Problem requirements: Everything from the line containing "Read this page and output its text content." through the last line of the records below should be printed exactly, please, and nothing else.

Records shown:
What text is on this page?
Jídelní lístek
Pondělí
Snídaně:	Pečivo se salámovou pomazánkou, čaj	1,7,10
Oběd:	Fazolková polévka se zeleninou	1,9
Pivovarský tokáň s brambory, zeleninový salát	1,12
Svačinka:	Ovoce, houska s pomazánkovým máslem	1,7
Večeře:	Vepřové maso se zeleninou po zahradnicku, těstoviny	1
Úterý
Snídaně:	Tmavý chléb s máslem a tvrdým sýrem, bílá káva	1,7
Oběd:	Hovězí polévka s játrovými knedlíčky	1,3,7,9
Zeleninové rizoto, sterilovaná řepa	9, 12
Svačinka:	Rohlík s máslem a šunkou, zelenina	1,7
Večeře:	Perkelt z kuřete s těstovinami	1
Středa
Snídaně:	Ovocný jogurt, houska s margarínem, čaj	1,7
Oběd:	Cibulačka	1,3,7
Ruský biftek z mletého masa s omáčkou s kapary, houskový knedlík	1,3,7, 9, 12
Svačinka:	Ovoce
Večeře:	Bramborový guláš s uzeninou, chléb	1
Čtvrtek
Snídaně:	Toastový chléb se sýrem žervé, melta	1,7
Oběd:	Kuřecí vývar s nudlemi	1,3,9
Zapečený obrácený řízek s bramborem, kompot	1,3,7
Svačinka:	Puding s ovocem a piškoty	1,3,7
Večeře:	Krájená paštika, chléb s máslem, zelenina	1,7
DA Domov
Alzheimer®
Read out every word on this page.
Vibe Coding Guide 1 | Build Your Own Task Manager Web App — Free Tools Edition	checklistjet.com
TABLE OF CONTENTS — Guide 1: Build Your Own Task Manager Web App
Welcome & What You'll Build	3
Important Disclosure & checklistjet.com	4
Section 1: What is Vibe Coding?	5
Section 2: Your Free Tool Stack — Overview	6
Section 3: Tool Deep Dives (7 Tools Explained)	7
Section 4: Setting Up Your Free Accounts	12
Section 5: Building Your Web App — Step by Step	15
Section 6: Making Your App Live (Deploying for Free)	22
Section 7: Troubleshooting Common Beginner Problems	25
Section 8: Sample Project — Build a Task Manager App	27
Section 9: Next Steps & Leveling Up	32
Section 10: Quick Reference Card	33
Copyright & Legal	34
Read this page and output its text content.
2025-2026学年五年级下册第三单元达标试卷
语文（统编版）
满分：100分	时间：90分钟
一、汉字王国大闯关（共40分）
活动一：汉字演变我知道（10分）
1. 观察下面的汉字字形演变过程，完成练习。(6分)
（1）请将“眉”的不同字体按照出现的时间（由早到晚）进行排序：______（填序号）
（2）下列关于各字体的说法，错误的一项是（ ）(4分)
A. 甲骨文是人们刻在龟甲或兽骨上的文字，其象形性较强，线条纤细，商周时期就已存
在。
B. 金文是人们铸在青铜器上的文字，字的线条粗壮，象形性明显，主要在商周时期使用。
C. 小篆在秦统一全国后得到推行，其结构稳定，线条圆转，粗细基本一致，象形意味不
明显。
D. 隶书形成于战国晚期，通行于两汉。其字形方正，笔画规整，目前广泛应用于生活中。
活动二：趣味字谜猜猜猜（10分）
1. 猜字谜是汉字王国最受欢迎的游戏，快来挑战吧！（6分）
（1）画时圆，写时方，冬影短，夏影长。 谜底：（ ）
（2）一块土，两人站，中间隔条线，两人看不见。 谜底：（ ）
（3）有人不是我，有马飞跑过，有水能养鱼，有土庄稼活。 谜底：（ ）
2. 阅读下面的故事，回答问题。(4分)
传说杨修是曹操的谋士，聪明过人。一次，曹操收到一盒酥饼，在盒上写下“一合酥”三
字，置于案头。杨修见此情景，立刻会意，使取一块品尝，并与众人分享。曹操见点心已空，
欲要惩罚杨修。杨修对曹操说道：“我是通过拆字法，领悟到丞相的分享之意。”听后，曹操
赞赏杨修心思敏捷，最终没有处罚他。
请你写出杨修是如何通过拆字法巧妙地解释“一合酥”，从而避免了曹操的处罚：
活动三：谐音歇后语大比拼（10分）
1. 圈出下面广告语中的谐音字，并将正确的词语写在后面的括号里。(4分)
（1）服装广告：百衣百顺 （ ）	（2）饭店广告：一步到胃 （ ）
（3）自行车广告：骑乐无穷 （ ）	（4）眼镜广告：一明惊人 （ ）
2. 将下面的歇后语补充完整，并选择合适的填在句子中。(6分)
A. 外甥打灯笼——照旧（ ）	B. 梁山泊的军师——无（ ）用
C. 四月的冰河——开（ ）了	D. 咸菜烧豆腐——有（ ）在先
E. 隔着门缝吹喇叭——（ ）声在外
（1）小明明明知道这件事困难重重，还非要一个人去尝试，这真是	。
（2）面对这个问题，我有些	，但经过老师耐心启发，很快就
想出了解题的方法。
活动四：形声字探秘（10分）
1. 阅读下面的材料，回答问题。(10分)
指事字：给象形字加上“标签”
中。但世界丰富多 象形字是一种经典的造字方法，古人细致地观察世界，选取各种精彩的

Task response:
Read this page and output its text content.
2025-2026学年五年级下册第三单元达标试卷
语文（统编版）
满分：100分	时间：90分钟
一、汉字王国大闯关（共40分）
活动一：汉字演变我知道（10分）
1. 观察下面的汉字字形演变过程，完成练习。(6分)
（1）请将“眉”的不同字体按照出现的时间（由早到晚）进行排序：______（填序号）
（2）下列关于各字体的说法，错误的一项是（ ）(4分)
A. 甲骨文是人们刻在龟甲或兽骨上的文字，其象形性较强，线条纤细，商周时期就已存
在。
B. 金文是人们铸在青铜器上的文字，字的线条粗壮，象形性明显，主要在商周时期使用。
C. 小篆在秦统一全国后得到推行，其结构稳定，线条圆转，粗细基本一致，象形意味不
明显。
D. 隶书形成于战国晚期，通行于两汉。其字形方正，笔画规整，目前广泛应用于生活中。
活动二：趣味字谜猜猜猜（10分）
1. 猜字谜是汉字王国最受欢迎的游戏，快来挑战吧！（6分）
（1）画时圆，写时方，冬影短，夏影长。 谜底：（ ）
（2）一块土，两人站，中间隔条线，两人看不见。 谜底：（ ）
（3）有人不是我，有马飞跑过，有水能养鱼，有土庄稼活。 谜底：（ ）
2. 阅读下面的故事，回答问题。(4分)
传说杨修是曹操的谋士，聪明过人。一次，曹操收到一盒酥饼，在盒上写下“一合酥”三
字，置于案头。杨修见此情景，立刻会意，使取一块品尝，并与众人分享。曹操见点心已空，
欲要惩罚杨修。杨修对曹操说道：“我是通过拆字法，领悟到丞相的分享之意。”听后，曹操
赞赏杨修心思敏捷，最终没有处罚他。
请你写出杨修是如何通过拆字法巧妙地解释“一合酥”，从而避免了曹操的处罚：
活动三：谐音歇后语大比拼（10分）
1. 圈出下面广告语中的谐音字，并将正确的词语写在后面的括号里。(4分)
（1）服装广告：百衣百顺 （ ）	（2）饭店广告：一步到胃 （ ）
（3）自行车广告：骑乐无穷 （ ）	（4）眼镜广告：一明惊人 （ ）
2. 将下面的歇后语补充完整，并选择合适的填在句子中。(6分)
A. 外甥打灯笼——照旧（ ）	B. 梁山泊的军师——无（ ）用
C. 四月的冰河——开（ ）了	D. 咸菜烧豆腐——有（ ）在先
E. 隔着门缝吹喇叭——（ ）声在外
（1）小明明明知道这件事困难重重，还非要一个人去尝试，这真是	。
（2）面对这个问题，我有些	，但经过老师耐心启发，很快就
想出了解题的方法。
活动四：形声字探秘（10分）
1. 阅读下面的材料，回答问题。(10分)
指事字：给象形字加上“标签”
中。但世界丰富多 象形字是一种经典的造字方法，古人细致地观察世界，选取各种精彩的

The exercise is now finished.